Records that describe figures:
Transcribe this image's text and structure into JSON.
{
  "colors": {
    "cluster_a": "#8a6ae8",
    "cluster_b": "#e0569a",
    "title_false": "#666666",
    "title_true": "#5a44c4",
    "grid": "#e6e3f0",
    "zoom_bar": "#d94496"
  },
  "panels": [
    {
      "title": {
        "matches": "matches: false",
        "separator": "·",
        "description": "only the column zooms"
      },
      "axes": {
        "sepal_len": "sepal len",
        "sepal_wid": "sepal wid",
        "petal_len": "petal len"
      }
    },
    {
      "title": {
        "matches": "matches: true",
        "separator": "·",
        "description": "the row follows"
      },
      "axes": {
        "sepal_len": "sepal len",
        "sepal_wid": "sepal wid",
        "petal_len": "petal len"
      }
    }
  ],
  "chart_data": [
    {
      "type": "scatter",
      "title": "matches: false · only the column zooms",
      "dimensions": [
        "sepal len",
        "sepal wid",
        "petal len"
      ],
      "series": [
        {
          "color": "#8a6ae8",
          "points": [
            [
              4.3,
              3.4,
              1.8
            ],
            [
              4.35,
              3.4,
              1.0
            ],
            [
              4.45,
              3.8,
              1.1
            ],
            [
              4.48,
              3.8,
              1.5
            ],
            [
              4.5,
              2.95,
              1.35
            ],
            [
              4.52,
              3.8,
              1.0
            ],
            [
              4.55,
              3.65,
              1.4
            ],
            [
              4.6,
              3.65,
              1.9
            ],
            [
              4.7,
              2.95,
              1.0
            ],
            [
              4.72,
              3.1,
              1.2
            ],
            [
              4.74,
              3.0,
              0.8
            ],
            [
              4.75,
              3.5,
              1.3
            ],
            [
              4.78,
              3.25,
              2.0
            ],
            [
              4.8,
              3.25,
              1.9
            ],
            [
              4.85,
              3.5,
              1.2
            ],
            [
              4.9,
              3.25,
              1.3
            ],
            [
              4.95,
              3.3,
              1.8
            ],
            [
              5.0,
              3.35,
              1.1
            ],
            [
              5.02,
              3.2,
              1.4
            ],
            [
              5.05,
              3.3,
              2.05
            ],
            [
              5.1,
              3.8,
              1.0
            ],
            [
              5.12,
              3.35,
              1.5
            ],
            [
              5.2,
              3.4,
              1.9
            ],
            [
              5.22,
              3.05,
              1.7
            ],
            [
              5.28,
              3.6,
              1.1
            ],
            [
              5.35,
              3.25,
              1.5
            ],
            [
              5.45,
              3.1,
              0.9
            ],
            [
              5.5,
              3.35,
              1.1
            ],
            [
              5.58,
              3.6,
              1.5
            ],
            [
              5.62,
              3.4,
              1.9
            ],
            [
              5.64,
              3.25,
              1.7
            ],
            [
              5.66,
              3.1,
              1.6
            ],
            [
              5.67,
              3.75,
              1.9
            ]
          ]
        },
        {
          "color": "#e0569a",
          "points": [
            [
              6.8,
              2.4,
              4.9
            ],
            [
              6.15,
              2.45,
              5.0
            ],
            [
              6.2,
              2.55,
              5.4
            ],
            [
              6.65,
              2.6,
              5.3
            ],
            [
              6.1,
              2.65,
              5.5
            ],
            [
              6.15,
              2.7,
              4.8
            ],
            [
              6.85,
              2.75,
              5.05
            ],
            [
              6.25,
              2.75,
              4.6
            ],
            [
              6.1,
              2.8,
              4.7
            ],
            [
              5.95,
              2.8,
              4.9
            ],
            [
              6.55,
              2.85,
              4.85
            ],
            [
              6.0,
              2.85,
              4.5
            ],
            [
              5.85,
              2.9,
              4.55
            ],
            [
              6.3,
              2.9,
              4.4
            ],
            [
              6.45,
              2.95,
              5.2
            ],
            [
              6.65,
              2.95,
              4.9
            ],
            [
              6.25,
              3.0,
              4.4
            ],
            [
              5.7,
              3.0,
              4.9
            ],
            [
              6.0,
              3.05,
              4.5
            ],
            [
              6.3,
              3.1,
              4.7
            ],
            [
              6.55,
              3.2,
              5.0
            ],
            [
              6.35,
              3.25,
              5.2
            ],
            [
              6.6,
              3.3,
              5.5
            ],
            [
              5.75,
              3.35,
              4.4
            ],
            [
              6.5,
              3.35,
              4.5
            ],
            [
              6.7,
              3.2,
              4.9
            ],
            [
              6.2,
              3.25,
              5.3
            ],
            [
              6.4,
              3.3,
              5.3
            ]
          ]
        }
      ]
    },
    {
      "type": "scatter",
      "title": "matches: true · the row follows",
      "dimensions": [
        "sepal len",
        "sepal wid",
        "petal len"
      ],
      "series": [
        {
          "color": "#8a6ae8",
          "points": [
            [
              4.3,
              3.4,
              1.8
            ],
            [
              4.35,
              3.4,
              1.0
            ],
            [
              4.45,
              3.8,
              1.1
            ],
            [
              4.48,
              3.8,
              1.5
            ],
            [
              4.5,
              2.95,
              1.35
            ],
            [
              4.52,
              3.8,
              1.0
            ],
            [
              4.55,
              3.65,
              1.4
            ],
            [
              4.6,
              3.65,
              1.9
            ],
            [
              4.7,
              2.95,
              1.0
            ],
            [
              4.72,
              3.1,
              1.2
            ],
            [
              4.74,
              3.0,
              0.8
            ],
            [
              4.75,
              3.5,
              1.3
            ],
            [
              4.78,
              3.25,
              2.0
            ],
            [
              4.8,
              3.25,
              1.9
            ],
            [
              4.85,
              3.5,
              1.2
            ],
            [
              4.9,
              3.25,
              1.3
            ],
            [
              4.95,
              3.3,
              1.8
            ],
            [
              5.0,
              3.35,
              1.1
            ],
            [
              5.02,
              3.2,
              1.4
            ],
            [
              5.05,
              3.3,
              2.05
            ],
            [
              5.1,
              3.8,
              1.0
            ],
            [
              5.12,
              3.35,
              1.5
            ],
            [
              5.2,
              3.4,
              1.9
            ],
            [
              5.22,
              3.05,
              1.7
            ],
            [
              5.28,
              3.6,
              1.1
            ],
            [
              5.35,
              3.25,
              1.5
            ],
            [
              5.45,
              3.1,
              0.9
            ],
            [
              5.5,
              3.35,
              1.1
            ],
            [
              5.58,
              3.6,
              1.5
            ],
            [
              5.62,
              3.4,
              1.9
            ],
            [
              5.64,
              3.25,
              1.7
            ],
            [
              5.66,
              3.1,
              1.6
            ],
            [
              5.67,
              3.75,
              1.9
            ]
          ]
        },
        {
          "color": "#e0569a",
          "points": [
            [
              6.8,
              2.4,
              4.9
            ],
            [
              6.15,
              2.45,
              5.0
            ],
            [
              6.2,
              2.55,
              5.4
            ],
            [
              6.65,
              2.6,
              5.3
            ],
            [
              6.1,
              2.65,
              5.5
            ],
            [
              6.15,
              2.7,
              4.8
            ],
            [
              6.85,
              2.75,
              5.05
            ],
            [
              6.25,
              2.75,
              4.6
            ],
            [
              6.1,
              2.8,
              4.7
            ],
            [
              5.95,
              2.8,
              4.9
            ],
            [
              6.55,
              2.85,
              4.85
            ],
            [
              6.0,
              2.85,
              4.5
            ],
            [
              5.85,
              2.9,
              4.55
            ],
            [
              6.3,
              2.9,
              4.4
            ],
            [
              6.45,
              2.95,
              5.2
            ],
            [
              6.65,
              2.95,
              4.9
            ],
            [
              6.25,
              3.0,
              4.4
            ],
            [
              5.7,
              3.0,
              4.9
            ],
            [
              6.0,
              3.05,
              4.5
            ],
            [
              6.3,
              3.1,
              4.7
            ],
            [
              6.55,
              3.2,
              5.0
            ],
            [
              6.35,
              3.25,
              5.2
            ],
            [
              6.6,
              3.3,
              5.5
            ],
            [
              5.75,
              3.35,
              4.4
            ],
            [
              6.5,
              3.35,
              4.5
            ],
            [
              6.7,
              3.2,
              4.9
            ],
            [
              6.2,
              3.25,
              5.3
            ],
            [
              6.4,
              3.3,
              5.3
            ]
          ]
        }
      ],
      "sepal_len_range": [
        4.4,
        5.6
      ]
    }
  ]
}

...

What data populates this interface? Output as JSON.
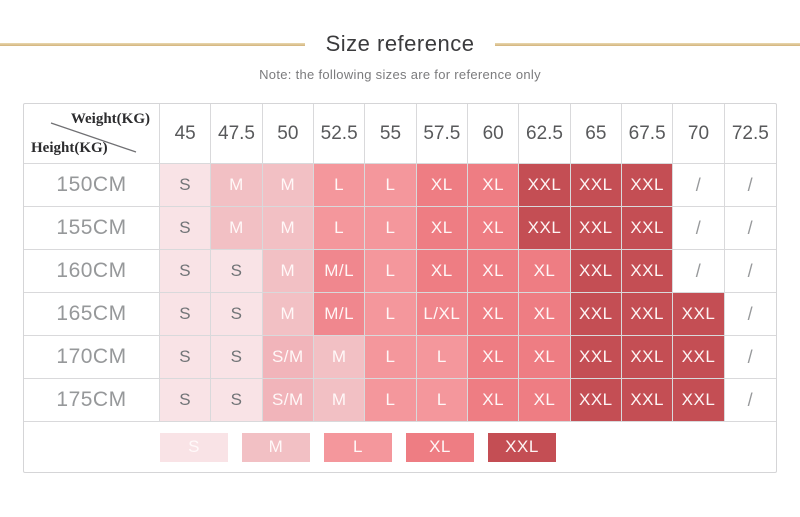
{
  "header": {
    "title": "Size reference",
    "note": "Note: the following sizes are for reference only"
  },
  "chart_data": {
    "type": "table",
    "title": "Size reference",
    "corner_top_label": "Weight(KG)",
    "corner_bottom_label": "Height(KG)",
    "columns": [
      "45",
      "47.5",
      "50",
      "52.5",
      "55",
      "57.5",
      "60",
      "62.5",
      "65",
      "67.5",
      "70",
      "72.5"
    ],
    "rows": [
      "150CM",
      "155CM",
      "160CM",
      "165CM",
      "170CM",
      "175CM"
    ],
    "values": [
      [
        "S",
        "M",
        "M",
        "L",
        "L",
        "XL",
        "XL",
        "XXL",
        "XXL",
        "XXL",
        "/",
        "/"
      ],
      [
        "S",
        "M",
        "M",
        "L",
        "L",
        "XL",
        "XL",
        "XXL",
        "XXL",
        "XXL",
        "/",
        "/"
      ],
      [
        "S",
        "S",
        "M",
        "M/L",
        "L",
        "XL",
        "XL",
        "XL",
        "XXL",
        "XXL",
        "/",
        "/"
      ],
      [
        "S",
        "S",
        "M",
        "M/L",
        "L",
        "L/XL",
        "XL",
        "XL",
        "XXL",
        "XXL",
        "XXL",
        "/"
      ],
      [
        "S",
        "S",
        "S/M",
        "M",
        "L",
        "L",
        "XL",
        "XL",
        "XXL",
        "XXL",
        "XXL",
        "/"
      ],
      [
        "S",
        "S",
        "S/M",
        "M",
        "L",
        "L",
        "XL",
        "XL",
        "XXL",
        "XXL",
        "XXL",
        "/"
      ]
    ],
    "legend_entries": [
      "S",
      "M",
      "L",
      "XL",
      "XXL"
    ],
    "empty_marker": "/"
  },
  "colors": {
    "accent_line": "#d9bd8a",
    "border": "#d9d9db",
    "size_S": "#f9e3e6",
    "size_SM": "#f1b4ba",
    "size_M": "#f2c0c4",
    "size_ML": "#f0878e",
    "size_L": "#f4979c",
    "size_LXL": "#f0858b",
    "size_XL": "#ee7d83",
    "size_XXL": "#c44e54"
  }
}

* * *

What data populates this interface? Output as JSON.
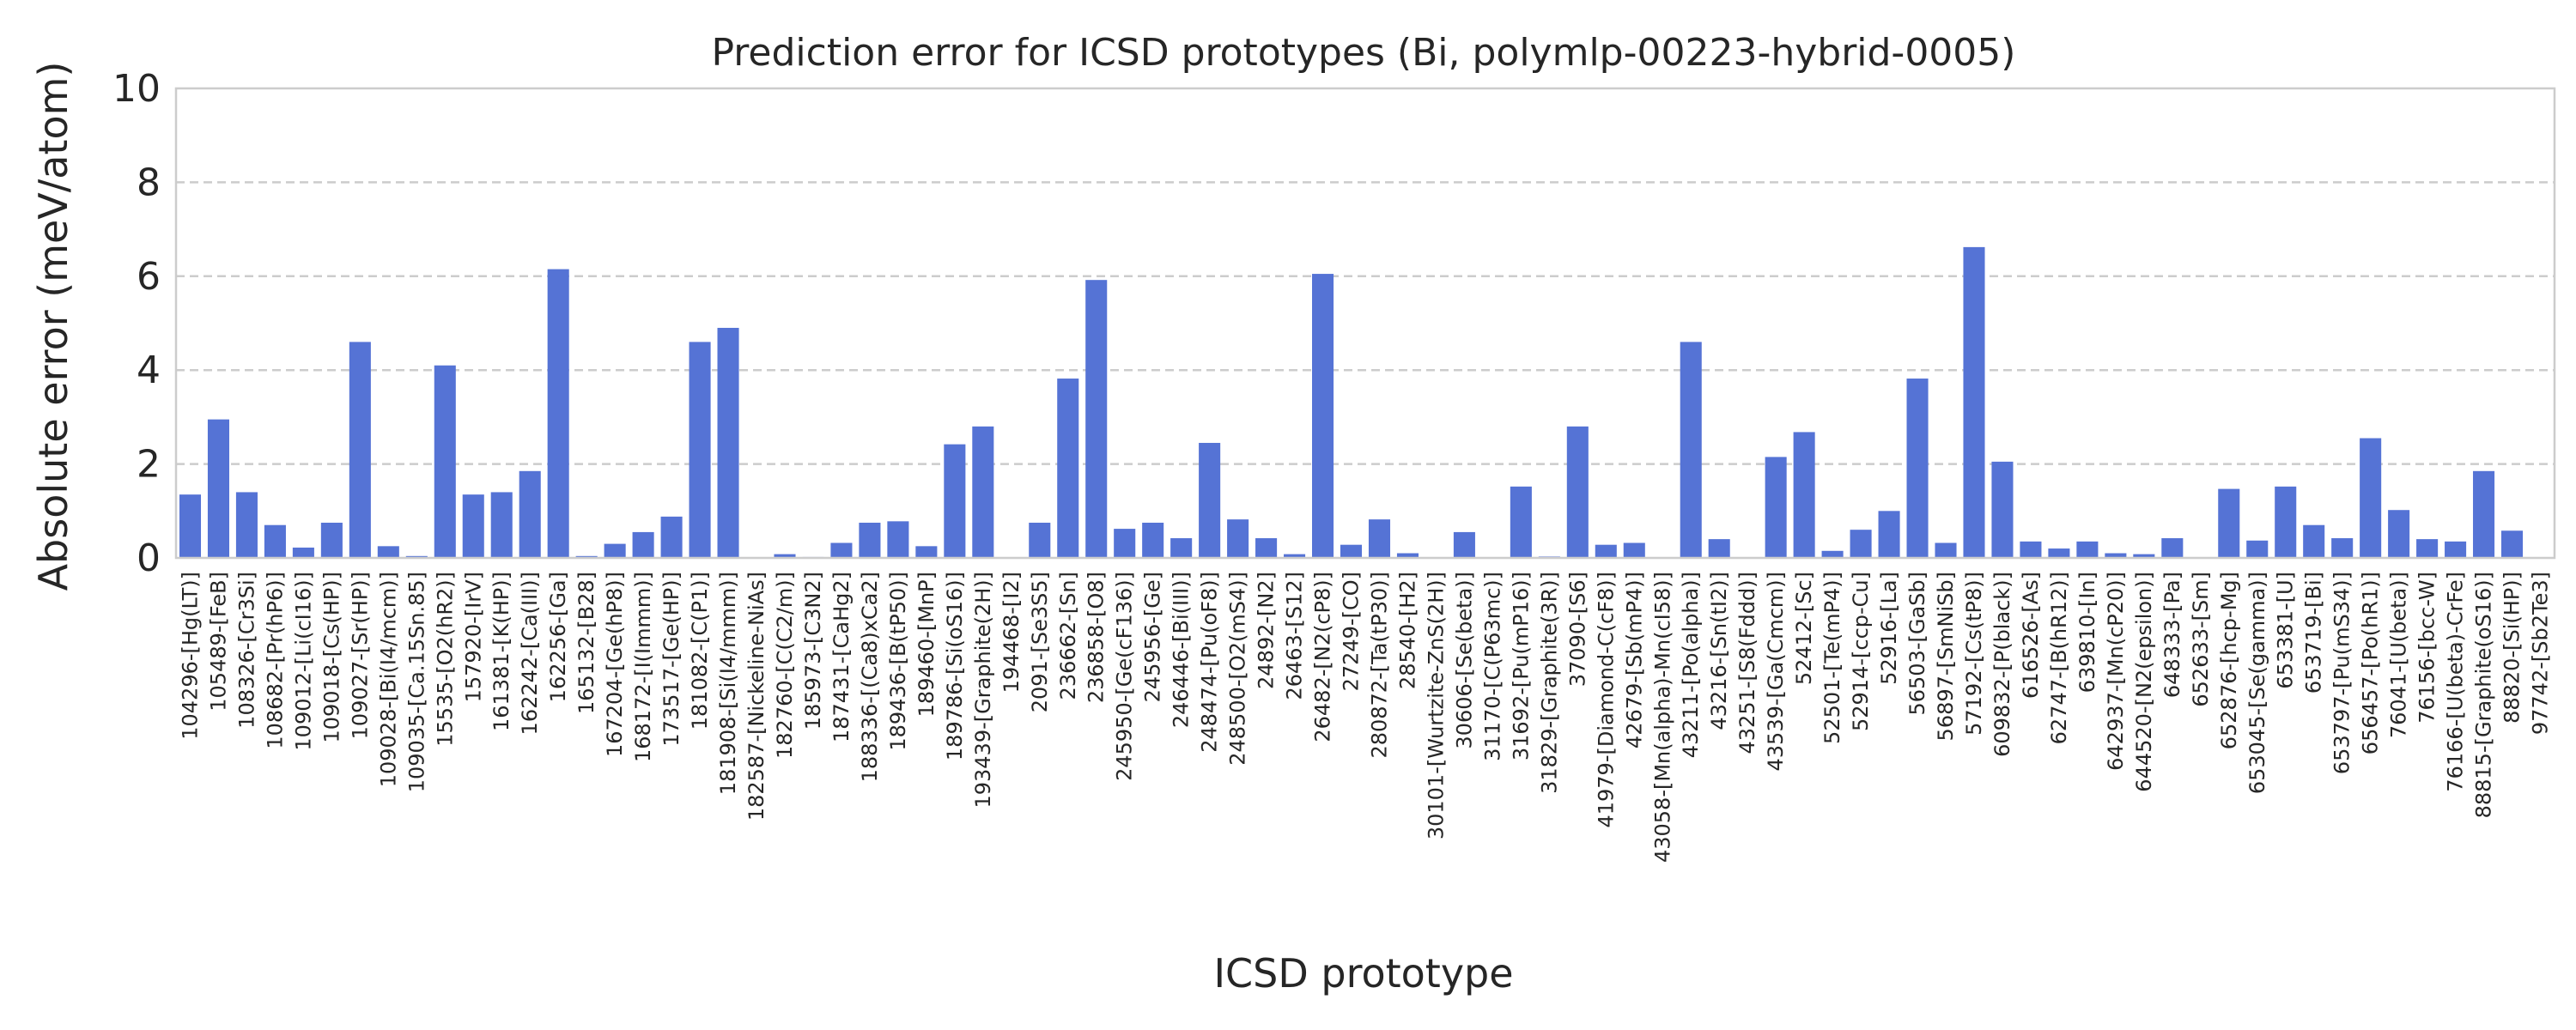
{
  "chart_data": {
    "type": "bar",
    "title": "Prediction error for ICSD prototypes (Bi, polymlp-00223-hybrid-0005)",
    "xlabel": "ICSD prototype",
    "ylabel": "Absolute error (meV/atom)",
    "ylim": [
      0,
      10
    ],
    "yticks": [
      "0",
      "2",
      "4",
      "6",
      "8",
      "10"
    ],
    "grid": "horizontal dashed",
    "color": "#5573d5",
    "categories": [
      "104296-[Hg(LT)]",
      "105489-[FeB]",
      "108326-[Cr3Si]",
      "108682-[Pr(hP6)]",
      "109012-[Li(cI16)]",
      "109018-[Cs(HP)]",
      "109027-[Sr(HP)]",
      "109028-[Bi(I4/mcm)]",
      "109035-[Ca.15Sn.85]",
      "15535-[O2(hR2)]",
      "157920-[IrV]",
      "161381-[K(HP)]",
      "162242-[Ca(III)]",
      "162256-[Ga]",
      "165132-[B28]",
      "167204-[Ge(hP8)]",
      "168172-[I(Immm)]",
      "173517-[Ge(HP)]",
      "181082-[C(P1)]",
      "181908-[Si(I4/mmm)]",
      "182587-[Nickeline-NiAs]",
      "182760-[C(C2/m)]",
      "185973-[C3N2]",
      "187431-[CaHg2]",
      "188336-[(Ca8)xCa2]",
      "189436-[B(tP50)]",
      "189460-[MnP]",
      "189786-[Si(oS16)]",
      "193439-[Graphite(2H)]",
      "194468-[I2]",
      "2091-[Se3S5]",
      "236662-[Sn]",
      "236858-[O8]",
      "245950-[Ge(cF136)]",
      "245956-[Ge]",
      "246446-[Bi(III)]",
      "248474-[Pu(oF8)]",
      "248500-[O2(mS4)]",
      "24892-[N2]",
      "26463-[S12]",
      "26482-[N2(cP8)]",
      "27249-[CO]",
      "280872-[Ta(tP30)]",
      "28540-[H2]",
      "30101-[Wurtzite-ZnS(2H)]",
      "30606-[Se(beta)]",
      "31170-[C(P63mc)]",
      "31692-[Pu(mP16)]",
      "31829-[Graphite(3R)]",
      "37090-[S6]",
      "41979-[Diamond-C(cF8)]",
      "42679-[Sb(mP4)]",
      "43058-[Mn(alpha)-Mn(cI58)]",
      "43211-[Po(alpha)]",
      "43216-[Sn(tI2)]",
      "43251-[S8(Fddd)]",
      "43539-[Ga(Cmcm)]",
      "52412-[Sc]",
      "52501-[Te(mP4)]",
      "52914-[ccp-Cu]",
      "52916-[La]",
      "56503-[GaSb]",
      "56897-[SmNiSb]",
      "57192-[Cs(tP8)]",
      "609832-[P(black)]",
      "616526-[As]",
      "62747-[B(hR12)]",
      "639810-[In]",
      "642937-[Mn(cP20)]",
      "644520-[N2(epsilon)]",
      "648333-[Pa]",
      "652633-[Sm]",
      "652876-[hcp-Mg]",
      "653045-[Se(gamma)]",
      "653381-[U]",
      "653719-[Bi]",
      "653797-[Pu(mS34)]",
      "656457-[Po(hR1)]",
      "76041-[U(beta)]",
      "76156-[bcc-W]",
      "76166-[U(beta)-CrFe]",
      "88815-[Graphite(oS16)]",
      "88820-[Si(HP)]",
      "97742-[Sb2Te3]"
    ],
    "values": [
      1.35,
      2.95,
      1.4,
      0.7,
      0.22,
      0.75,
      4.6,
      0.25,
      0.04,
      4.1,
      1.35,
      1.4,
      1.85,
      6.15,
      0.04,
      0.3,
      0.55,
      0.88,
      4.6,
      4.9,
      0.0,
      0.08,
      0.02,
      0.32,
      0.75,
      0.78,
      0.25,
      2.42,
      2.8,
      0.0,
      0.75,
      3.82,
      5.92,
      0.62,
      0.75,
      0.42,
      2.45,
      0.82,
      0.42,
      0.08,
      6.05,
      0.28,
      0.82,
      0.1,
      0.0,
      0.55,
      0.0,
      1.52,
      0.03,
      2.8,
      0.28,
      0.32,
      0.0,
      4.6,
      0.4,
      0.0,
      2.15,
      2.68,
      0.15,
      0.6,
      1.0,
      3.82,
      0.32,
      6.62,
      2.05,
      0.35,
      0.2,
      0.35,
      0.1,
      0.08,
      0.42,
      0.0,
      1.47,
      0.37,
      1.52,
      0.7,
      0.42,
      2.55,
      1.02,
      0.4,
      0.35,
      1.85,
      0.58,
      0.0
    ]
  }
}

# Given instruction:
Using the listing above, gather each line that holds the string "matches" and copy it.

# Task solution:
        "matches": "matches: false",
        "matches": "matches: true",
      "title": "matches: false · only the column zooms",
      "title": "matches: true · the row follows",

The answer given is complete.